Task details
Look through the material and copy each line holding "text".

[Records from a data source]

+++

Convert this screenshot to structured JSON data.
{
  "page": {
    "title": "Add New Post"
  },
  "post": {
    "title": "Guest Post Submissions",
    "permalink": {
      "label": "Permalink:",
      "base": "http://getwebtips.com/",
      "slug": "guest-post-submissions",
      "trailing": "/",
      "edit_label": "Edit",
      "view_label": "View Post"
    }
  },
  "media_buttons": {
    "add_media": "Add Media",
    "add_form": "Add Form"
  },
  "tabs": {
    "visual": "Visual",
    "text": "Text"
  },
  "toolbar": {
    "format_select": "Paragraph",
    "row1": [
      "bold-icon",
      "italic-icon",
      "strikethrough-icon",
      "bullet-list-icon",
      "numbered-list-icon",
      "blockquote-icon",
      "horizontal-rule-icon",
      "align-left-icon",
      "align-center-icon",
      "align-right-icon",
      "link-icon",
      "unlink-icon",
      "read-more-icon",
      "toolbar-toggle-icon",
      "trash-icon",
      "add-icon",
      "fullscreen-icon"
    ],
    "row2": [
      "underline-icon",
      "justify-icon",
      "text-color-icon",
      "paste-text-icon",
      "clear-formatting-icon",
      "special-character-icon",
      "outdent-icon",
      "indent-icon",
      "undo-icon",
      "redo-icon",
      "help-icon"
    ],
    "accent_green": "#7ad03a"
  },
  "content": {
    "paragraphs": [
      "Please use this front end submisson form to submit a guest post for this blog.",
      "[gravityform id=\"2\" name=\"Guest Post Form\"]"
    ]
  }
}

+++

Task result
    "text": "Text"
      "text-color-icon",
      "paste-text-icon",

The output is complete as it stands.